J’ai un CAP de boucher. En 1984, ils ne cherchaient pas de boucher. Les jeunes, il fallait qu’on travaille, il ne fallait pas qu’on reste à la maison à ne rien faire. Nos parents n’auraient pas toléré ça.
Je suis rentré chez Boussac. Chez Boussac, c’était 2 mois d’essai comme monteur de chaîne. Je suis resté 4 ans chez Boussac et l’entreprise a fermé en avril 1987.
Il faut être patient pour être rattacheur. Si vous n’êtes pas patient pour attacher, vous laissez tomber. J’ai deux couches, j’ai la nappe qui est en bas, la chaîne qui va arriver et les restes d’en haut, la fin de chaîne que je vais rattacher. Je pince la nappe du dessous donc le rouleau du dessous. Un fil en bas, un fil en haut.
Il faut bien brosser et avoir l'œil pour qu'il n'y ait pas un fil double ou quoi que ce soit. Parce que si j’arrive en fin de chaîne et qu’il me manque des fils, la rattache est foutue. Tout est dans le brossage et le coup de peigne après. Mais il faut être fin, c’est toujours du boulot fin.
C’est des brosses en racine que les femmes avaient dans le temps pour laver le linge. Ça fait 23 ans que je brosse avec. Ah oui, c'est la mienne celle là, je la range dans mon armoire. C’est ma brosse à moi. Si c’est de l’écru ça va tout seul mais si c’est une couleur, il faut faire le tri et il faut faire plein de modifications.
Il faut bien respecter les couleurs pour que dans les torchons, chaque bande soit bien placée. Je n’ai pas le droit à l'erreur ou décaler 3-4 fils parce que le dessin va être décalé. C’est pas beau.

_MATÉRIEL D'ÉTUDE_.

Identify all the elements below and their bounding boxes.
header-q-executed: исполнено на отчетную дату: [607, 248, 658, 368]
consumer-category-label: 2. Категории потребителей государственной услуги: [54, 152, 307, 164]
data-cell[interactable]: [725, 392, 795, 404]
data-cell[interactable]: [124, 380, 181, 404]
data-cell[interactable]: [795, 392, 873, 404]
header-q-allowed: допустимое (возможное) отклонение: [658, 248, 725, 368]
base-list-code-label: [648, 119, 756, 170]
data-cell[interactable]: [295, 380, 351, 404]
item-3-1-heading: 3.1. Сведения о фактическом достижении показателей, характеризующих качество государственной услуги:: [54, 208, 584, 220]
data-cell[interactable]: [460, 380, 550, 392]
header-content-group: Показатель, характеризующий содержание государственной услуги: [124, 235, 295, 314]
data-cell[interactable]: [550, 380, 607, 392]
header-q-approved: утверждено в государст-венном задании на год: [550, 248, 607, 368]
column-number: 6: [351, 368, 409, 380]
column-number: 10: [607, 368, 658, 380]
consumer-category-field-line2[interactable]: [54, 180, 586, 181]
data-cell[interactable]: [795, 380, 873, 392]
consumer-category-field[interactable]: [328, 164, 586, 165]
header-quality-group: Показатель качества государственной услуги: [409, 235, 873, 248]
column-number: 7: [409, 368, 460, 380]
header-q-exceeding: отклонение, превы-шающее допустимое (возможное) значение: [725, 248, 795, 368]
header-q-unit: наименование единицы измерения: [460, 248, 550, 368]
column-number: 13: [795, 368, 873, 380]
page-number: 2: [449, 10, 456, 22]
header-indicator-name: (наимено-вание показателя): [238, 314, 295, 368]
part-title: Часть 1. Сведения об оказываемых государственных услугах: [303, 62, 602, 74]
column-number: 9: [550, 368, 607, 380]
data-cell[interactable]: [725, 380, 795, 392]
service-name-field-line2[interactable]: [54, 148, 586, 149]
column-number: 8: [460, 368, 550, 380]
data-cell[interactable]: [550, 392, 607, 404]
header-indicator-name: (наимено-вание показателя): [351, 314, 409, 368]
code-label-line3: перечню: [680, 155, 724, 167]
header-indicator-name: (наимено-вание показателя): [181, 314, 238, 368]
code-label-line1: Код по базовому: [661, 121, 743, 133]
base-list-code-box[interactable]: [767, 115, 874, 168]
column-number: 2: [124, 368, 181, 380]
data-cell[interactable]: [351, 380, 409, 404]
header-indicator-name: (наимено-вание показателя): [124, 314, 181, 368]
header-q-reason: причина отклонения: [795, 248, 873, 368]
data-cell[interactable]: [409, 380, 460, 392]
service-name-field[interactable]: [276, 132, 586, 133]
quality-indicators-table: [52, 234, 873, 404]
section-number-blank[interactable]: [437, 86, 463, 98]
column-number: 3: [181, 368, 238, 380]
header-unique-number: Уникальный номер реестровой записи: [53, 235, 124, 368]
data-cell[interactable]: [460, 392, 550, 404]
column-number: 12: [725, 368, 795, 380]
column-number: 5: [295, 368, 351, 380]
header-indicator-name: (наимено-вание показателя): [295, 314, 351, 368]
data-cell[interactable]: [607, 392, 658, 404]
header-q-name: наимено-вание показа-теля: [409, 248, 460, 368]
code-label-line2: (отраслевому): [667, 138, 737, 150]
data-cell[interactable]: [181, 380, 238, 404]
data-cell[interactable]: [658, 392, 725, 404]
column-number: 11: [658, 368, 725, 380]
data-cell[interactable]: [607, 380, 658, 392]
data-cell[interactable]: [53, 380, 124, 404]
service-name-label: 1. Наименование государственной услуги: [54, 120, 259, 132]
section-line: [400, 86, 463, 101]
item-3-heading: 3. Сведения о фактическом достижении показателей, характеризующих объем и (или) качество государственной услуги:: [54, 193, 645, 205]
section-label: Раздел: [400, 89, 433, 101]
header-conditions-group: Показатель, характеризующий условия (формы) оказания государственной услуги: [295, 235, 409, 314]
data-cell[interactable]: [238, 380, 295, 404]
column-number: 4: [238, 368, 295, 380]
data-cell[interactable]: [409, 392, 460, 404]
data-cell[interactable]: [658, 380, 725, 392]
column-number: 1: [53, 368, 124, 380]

_ACTIVITÉ 1_.
Indiquez si chacune des affirmations suivantes est conforme au témoignage sur le métier de rattacheur, en justifiant par une citation exacte. (a) L'entreprise Boussac a fermé en avril 1987. (b) Les brosses utilisées pour le brossage sont en crin. (c) Avec de l'écru, il faut faire de nombreuses modifications.
_ACTIVITÉ 2_.
Poursuivez le témoignage sur le métier de rattacheur après sa dernière phrase.
Ce matériel n'a aucun lien avec le témoignage sur le métier de rattacheur.

_CORRIGÉ 1_.
(a) Oui : « l’entreprise a fermé en avril 1987 ».
(b) Non : « C’est des brosses en racine ».
(c) Non : « Si c’est de l’écru ça va tout seul ».

_CORRIGÉ 2_.
Il faut qu’on respecte le travail des stylistes sinon c’est pas la peine, sinon on rattache ça à la bonne franquette et puis c’est “ball trap”. Si vous y allez à l'esbroufe ou avec des gros sabots c’est la casse.
C’est un travail qui demande de la patience, il ne faut pas s'énerver.
Il suffit que je sois un peu maladroit avec la noueuse et le nœud ne se fera pas. Si je ne m’en rends pas compte tout de suite, l’erreur se répercute sur cent fils. Faut toujours avoir l'œil dessus, tout le temps, tout le temps, tout le temps.
Dans les années 50, tout se faisait à la main. Après guerre il y a des femmes qui ne faisaient que ça. C’était des sacrées femmes qui devaient faire ça aussi.
Je démonte mon chariot et je passe les nœuds. Soit en roulant si le fil est trop fragile. J’y vais sans faire tourner le métier à tisser c'est-à-dire je fais avancer devant et derrière. Si le fil est trop cassant je ne prends pas le risque de tout casser, j’y vais tout doucement. Ça passe les lamelles, ça passe les lices et ça repasse le peigne. C’est pour ça qu'on fait des tous petits nœuds de cochon.
Avec les stylistes, ça change tout le temps : on ne s’ennuie pas.